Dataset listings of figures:
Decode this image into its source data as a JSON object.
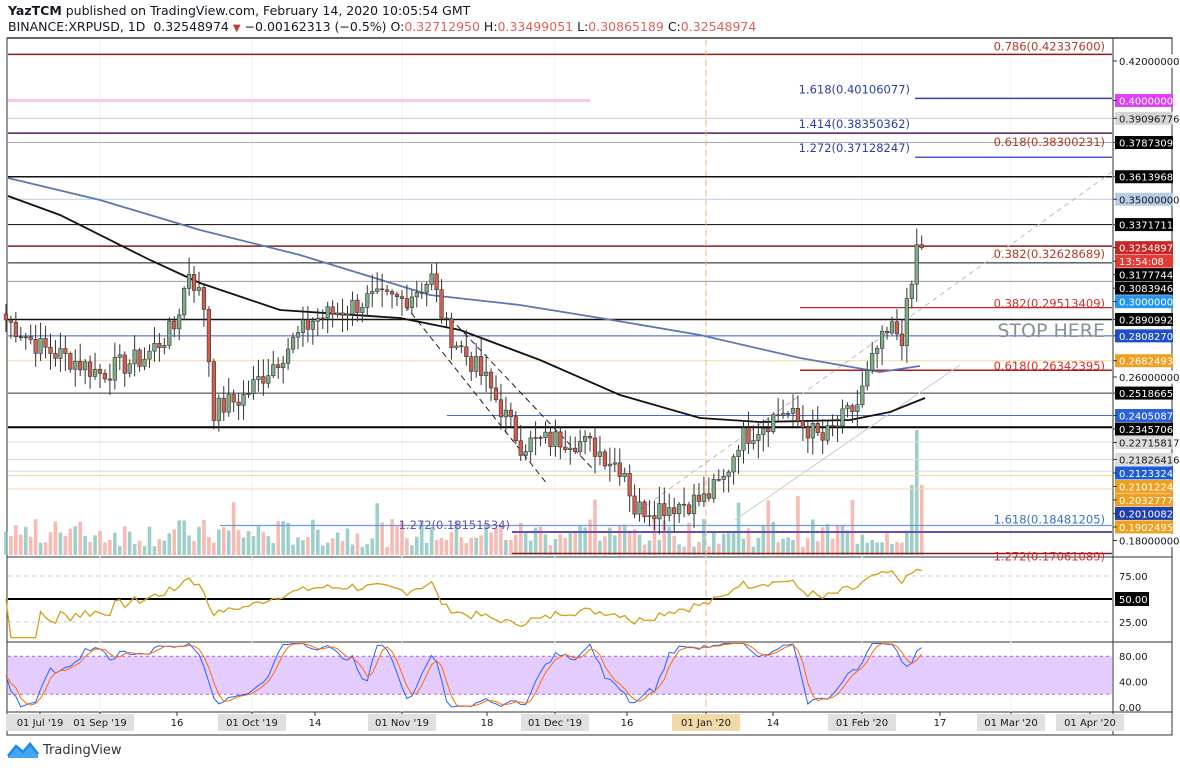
{
  "header": {
    "publisher": "YazTCM",
    "published_text": "published on TradingView.com, February 14, 2020 10:05:54 GMT",
    "symbol": "BINANCE:XRPUSD, 1D",
    "last": "0.32548974",
    "change": "−0.00162313 (−0.5%)",
    "o_label": "O:",
    "o": "0.32712950",
    "h_label": "H:",
    "h": "0.33499051",
    "l_label": "L:",
    "l": "0.30865189",
    "c_label": "C:",
    "c": "0.32548974"
  },
  "chart_data": {
    "type": "candlestick",
    "symbol": "XRPUSD",
    "interval": "1D",
    "close_waypoints": [
      [
        "2019-08-13",
        0.289
      ],
      [
        "2019-08-20",
        0.275
      ],
      [
        "2019-08-27",
        0.268
      ],
      [
        "2019-09-01",
        0.262
      ],
      [
        "2019-09-10",
        0.27
      ],
      [
        "2019-09-16",
        0.285
      ],
      [
        "2019-09-19",
        0.314
      ],
      [
        "2019-09-22",
        0.296
      ],
      [
        "2019-09-24",
        0.243
      ],
      [
        "2019-09-30",
        0.25
      ],
      [
        "2019-10-10",
        0.278
      ],
      [
        "2019-10-14",
        0.289
      ],
      [
        "2019-10-20",
        0.294
      ],
      [
        "2019-10-25",
        0.299
      ],
      [
        "2019-11-01",
        0.299
      ],
      [
        "2019-11-07",
        0.31
      ],
      [
        "2019-11-10",
        0.284
      ],
      [
        "2019-11-18",
        0.258
      ],
      [
        "2019-11-25",
        0.226
      ],
      [
        "2019-12-01",
        0.228
      ],
      [
        "2019-12-05",
        0.229
      ],
      [
        "2019-12-10",
        0.224
      ],
      [
        "2019-12-16",
        0.213
      ],
      [
        "2019-12-18",
        0.193
      ],
      [
        "2019-12-25",
        0.195
      ],
      [
        "2020-01-01",
        0.198
      ],
      [
        "2020-01-05",
        0.208
      ],
      [
        "2020-01-08",
        0.228
      ],
      [
        "2020-01-14",
        0.238
      ],
      [
        "2020-01-17",
        0.243
      ],
      [
        "2020-01-25",
        0.228
      ],
      [
        "2020-02-01",
        0.246
      ],
      [
        "2020-02-05",
        0.274
      ],
      [
        "2020-02-08",
        0.284
      ],
      [
        "2020-02-10",
        0.281
      ],
      [
        "2020-02-12",
        0.307
      ],
      [
        "2020-02-13",
        0.327
      ],
      [
        "2020-02-14",
        0.3255
      ]
    ],
    "current_price": "0.32548974",
    "countdown": "13:54:08",
    "annotation": "STOP HERE",
    "price_levels": [
      {
        "price": 0.42,
        "label": "0.42000000",
        "bg": "#ffffff",
        "fg": "#131722"
      },
      {
        "price": 0.4,
        "label": "0.40000000",
        "bg": "#e040fb",
        "fg": "#ffffff"
      },
      {
        "price": 0.39096776,
        "label": "0.39096776",
        "bg": "#d6d6d6",
        "fg": "#131722"
      },
      {
        "price": 0.37873092,
        "label": "0.37873092",
        "bg": "#000000",
        "fg": "#ffffff"
      },
      {
        "price": 0.36139684,
        "label": "0.36139684",
        "bg": "#000000",
        "fg": "#ffffff"
      },
      {
        "price": 0.35,
        "label": "0.35000000",
        "bg": "#b6cde6",
        "fg": "#131722"
      },
      {
        "price": 0.33717116,
        "label": "0.33717116",
        "bg": "#000000",
        "fg": "#ffffff"
      },
      {
        "price": 0.32548974,
        "label": "0.32548974",
        "bg": "#c62828",
        "fg": "#ffffff"
      },
      {
        "price": 0.3215,
        "label": "13:54:08",
        "bg": "#e53935",
        "fg": "#ffffff"
      },
      {
        "price": 0.31777446,
        "label": "0.31777446",
        "bg": "#000000",
        "fg": "#ffffff"
      },
      {
        "price": 0.30839463,
        "label": "0.30839463",
        "bg": "#000000",
        "fg": "#ffffff"
      },
      {
        "price": 0.3,
        "label": "0.30000000",
        "bg": "#2196f3",
        "fg": "#ffffff"
      },
      {
        "price": 0.2890992,
        "label": "0.28909920",
        "bg": "#000000",
        "fg": "#ffffff"
      },
      {
        "price": 0.28082708,
        "label": "0.28082708",
        "bg": "#1e4fc8",
        "fg": "#ffffff"
      },
      {
        "price": 0.26824935,
        "label": "0.26824935",
        "bg": "#f0a020",
        "fg": "#ffffff"
      },
      {
        "price": 0.26,
        "label": "0.26000000",
        "bg": "#ffffff",
        "fg": "#131722"
      },
      {
        "price": 0.25186656,
        "label": "0.25186656",
        "bg": "#000000",
        "fg": "#ffffff"
      },
      {
        "price": 0.2405087,
        "label": "0.24050870",
        "bg": "#2962d9",
        "fg": "#ffffff"
      },
      {
        "price": 0.23457062,
        "label": "0.23457062",
        "bg": "#000000",
        "fg": "#ffffff"
      },
      {
        "price": 0.22715817,
        "label": "0.22715817",
        "bg": "#dcdcdc",
        "fg": "#131722"
      },
      {
        "price": 0.21826416,
        "label": "0.21826416",
        "bg": "#dcdcdc",
        "fg": "#131722"
      },
      {
        "price": 0.21233245,
        "label": "0.21233245",
        "bg": "#1e5bd6",
        "fg": "#ffffff"
      },
      {
        "price": 0.21012246,
        "label": "0.21012246",
        "bg": "#f0a020",
        "fg": "#ffffff"
      },
      {
        "price": 0.2032777,
        "label": "0.20327770",
        "bg": "#f0a020",
        "fg": "#ffffff"
      },
      {
        "price": 0.20100822,
        "label": "0.20100822",
        "bg": "#1f3fb0",
        "fg": "#ffffff"
      },
      {
        "price": 0.1902495,
        "label": "0.19024950",
        "bg": "#f0a020",
        "fg": "#ffffff"
      },
      {
        "price": 0.18,
        "label": "0.18000000",
        "bg": "#ffffff",
        "fg": "#131722"
      }
    ],
    "fib_labels": [
      {
        "text": "0.786(0.42337600)",
        "price": 0.423376,
        "color": "#b23a2a"
      },
      {
        "text": "1.618(0.40106077)",
        "price": 0.40106077,
        "color": "#2c3ea8"
      },
      {
        "text": "1.414(0.38350362)",
        "price": 0.38350362,
        "color": "#2c3ea8"
      },
      {
        "text": "0.618(0.38300231)",
        "price": 0.38300231,
        "color": "#b23a2a"
      },
      {
        "text": "1.272(0.37128247)",
        "price": 0.37128247,
        "color": "#2c3ea8"
      },
      {
        "text": "0.382(0.32628689)",
        "price": 0.32628689,
        "color": "#b23a2a"
      },
      {
        "text": "0.382(0.29513409)",
        "price": 0.29513409,
        "color": "#d32f2f"
      },
      {
        "text": "0.618(0.26342395)",
        "price": 0.26342395,
        "color": "#d32f2f"
      },
      {
        "text": "1.618(0.18481205)",
        "price": 0.18481205,
        "color": "#3f6fc8"
      },
      {
        "text": "1.272(0.18151534)",
        "price": 0.18151534,
        "color": "#6a4fb0"
      },
      {
        "text": "1.272(0.17061089)",
        "price": 0.17061089,
        "color": "#d32f2f"
      }
    ],
    "x_ticks": [
      {
        "label": "01 Jul '19",
        "boxed": true
      },
      {
        "label": "01 Sep '19",
        "boxed": true
      },
      {
        "label": "16",
        "boxed": false
      },
      {
        "label": "01 Oct '19",
        "boxed": true
      },
      {
        "label": "14",
        "boxed": false
      },
      {
        "label": "01 Nov '19",
        "boxed": true
      },
      {
        "label": "18",
        "boxed": false
      },
      {
        "label": "01 Dec '19",
        "boxed": true
      },
      {
        "label": "16",
        "boxed": false
      },
      {
        "label": "01 Jan '20",
        "boxed": true,
        "highlight": true
      },
      {
        "label": "14",
        "boxed": false
      },
      {
        "label": "01 Feb '20",
        "boxed": true
      },
      {
        "label": "17",
        "boxed": false
      },
      {
        "label": "01 Mar '20",
        "boxed": true
      },
      {
        "label": "01 Apr '20",
        "boxed": true
      }
    ],
    "rsi": {
      "ticks": [
        "75.00",
        "50.00",
        "25.00"
      ],
      "midline_label": "50.00",
      "color": "#d4a017"
    },
    "stoch_rsi": {
      "ticks": [
        "80.00",
        "40.00",
        "0.00"
      ],
      "band_color": "#e5ccff",
      "k_color": "#2962ff",
      "d_color": "#ff6d00"
    },
    "colors": {
      "up": "#7fae86",
      "down": "#d35e4f",
      "ma_black": "#111111",
      "ma_blue": "#5b77b5"
    }
  },
  "footer": {
    "brand": "TradingView"
  }
}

→ SET PROBLEM
From the entries above, list each line with "TradingView" in it.

→ SOLUTION
    "published_text": "published on TradingView.com, February 14, 2020 10:05:54 GMT",
    "brand": "TradingView"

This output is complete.